_Work instructions:_
Convert all of the material below into a two-column CSV with the header input,output and one row per description. Put the description in input and its listed positions in output, quoting every field and replacing line breaks with spaces.

════════

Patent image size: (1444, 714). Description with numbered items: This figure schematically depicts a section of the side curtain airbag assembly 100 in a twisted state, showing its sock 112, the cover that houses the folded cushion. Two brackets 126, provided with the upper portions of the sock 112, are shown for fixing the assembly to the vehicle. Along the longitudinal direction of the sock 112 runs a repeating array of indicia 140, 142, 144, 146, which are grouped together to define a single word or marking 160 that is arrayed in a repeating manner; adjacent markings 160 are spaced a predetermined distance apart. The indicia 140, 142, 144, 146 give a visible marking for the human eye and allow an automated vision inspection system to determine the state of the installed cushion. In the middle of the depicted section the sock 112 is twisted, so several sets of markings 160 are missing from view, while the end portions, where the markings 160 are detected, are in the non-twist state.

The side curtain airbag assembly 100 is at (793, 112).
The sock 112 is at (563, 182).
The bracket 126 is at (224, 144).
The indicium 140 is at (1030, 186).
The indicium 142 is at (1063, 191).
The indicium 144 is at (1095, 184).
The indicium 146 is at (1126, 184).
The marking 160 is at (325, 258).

════════

_The output:_
input,output
"Patent image size: (1444, 714). Description with numbered items: This figure schematically depicts a section of the side curtain airbag assembly 100 in a twisted state, showing its sock 112, the cover that houses the folded cushion. Two brackets 126, provided with the upper portions of the sock 112, are shown for fixing the assembly to the vehicle. Along the longitudinal direction of the sock 112 runs a repeating array of indicia 140, 142, 144, 146, which are grouped together to define a single word or marking 160 that is arrayed in a repeating manner; adjacent markings 160 are spaced a predetermined distance apart. The indicia 140, 142, 144, 146 give a visible marking for the human eye and allow an automated vision inspection system to determine the state of the installed cushion. In the middle of the depicted section the sock 112 is twisted, so several sets of markings 160 are missing from view, while the end portions, where the markings 160 are detected, are in the non-twist state.","The side curtain airbag assembly 100 is at (793, 112). The sock 112 is at (563, 182). The bracket 126 is at (224, 144). The indicium 140 is at (1030, 186). The indicium 142 is at (1063, 191). The indicium 144 is at (1095, 184). The indicium 146 is at (1126, 184). The marking 160 is at (325, 258)."